Exercise description
Skip every picture and transcribe the remaining material exactly.

Task inputs

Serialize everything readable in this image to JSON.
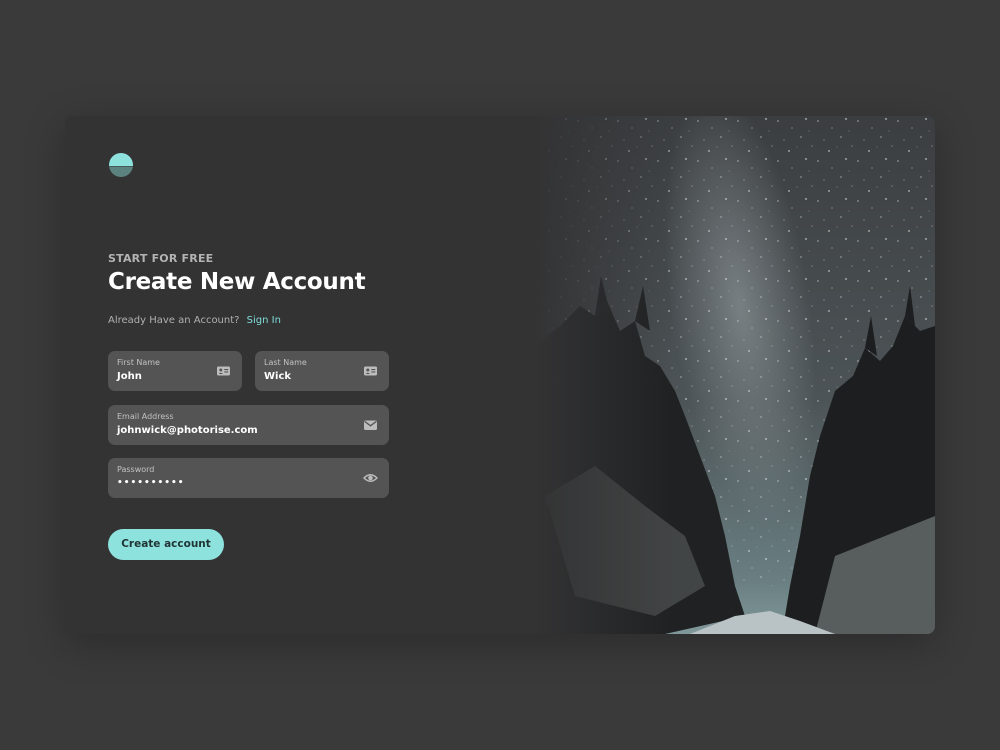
{
  "header": {
    "eyebrow": "START FOR FREE",
    "title": "Create New Account",
    "signin_prompt": "Already Have an Account?",
    "signin_link": "Sign In"
  },
  "form": {
    "first_name": {
      "label": "First Name",
      "value": "John",
      "icon": "id-card-icon"
    },
    "last_name": {
      "label": "Last Name",
      "value": "Wick",
      "icon": "id-card-icon"
    },
    "email": {
      "label": "Email Address",
      "value": "johnwick@photorise.com",
      "icon": "envelope-icon"
    },
    "password": {
      "label": "Password",
      "value": "••••••••••",
      "icon": "eye-icon"
    },
    "submit_label": "Create account"
  },
  "hero_image": {
    "subject": "snowy forest road under milky way night sky"
  },
  "colors": {
    "background": "#3a3a3b",
    "card": "#333334",
    "field": "#545455",
    "accent": "#8ee2de",
    "link": "#7fdcd8"
  }
}
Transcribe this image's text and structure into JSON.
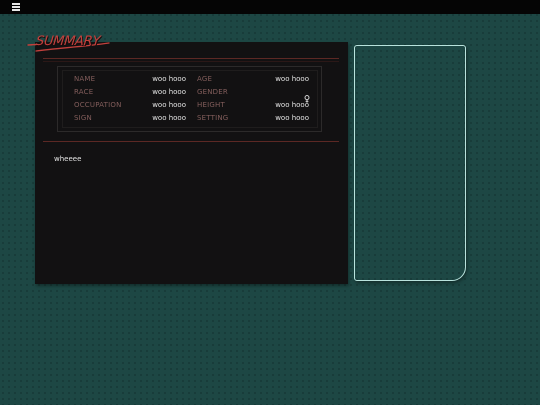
{
  "nav": {
    "menu_icon": "hamburger-menu-icon"
  },
  "summary": {
    "title": "SUMMARY",
    "stats": {
      "name_label": "NAME",
      "name_value": "woo hooo",
      "race_label": "RACE",
      "race_value": "woo hooo",
      "occupation_label": "OCCUPATION",
      "occupation_value": "woo hooo",
      "sign_label": "SIGN",
      "sign_value": "woo hooo",
      "age_label": "AGE",
      "age_value": "woo hooo",
      "gender_label": "GENDER",
      "gender_icon": "female-symbol-icon",
      "height_label": "HEIGHT",
      "height_value": "woo hooo",
      "setting_label": "SETTING",
      "setting_value": "woo hooo"
    },
    "body": "wheeee"
  },
  "colors": {
    "background": "#1d4744",
    "card": "#121112",
    "title_accent": "#c2403c",
    "label": "#825d5b",
    "value": "#e2e2e2",
    "frame_border": "#b9e3dd"
  }
}
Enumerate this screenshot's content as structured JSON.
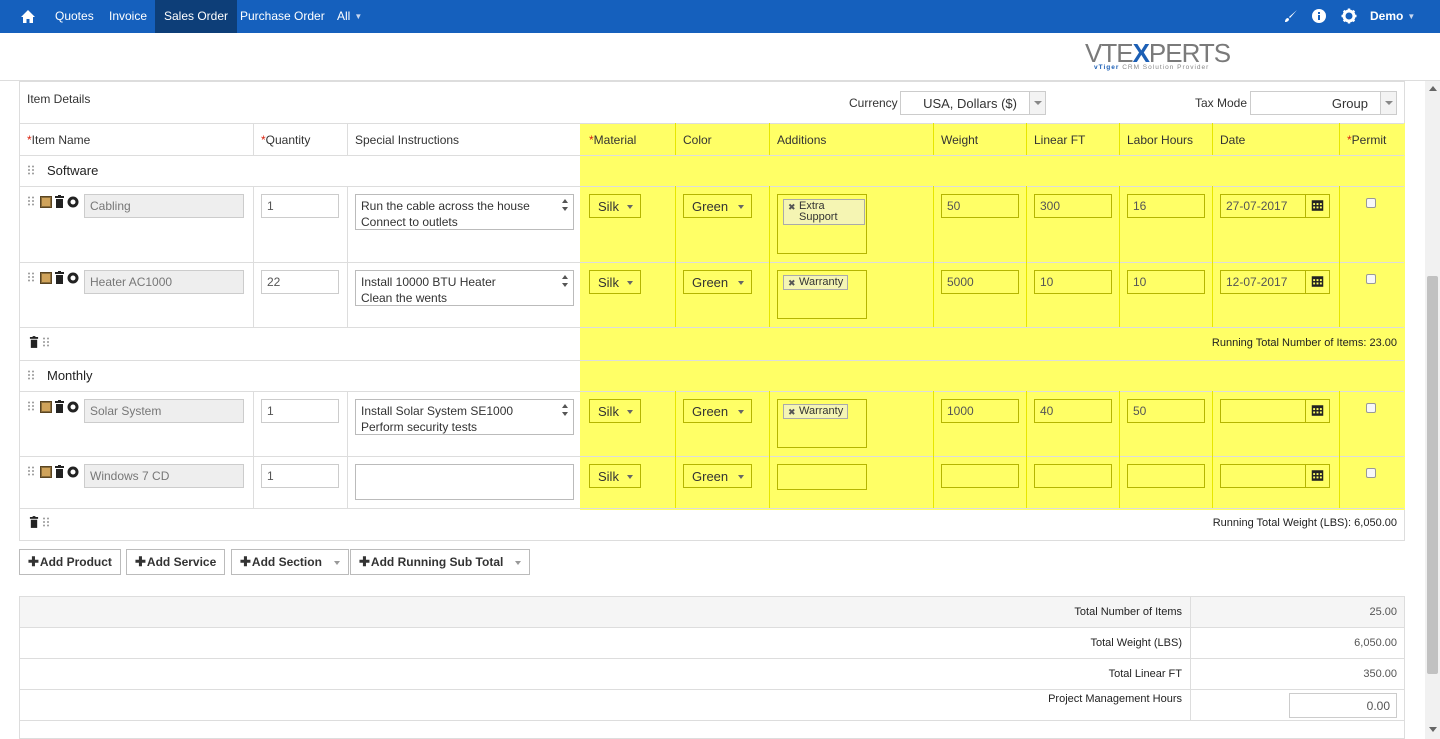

Solution to this exercise
Serialize everything readable in this image to JSON.
{
  "header": {
    "eyebrow": "START FOR FREE",
    "title": "Create New Account",
    "signin_prompt": "Already Have an Account?",
    "signin_link": "Sign In"
  },
  "form": {
    "first_name": {
      "label": "First Name",
      "value": "John",
      "icon": "id-card-icon"
    },
    "last_name": {
      "label": "Last Name",
      "value": "Wick",
      "icon": "id-card-icon"
    },
    "email": {
      "label": "Email Address",
      "value": "johnwick@photorise.com",
      "icon": "envelope-icon"
    },
    "password": {
      "label": "Password",
      "value": "••••••••••",
      "icon": "eye-icon"
    },
    "submit_label": "Create account"
  },
  "hero_image": {
    "subject": "snowy forest road under milky way night sky"
  },
  "colors": {
    "background": "#3a3a3b",
    "card": "#333334",
    "field": "#545455",
    "accent": "#8ee2de",
    "link": "#7fdcd8"
  }
}
Transcribe this image's text and structure into JSON.
{
  "nav": {
    "menu_icon": "hamburger-menu-icon"
  },
  "summary": {
    "title": "SUMMARY",
    "stats": {
      "name_label": "NAME",
      "name_value": "woo hooo",
      "race_label": "RACE",
      "race_value": "woo hooo",
      "occupation_label": "OCCUPATION",
      "occupation_value": "woo hooo",
      "sign_label": "SIGN",
      "sign_value": "woo hooo",
      "age_label": "AGE",
      "age_value": "woo hooo",
      "gender_label": "GENDER",
      "gender_icon": "female-symbol-icon",
      "height_label": "HEIGHT",
      "height_value": "woo hooo",
      "setting_label": "SETTING",
      "setting_value": "woo hooo"
    },
    "body": "wheeee"
  },
  "colors": {
    "background": "#1d4744",
    "card": "#121112",
    "title_accent": "#c2403c",
    "label": "#825d5b",
    "value": "#e2e2e2",
    "frame_border": "#b9e3dd"
  }
}
Enumerate this screenshot's content as structured JSON.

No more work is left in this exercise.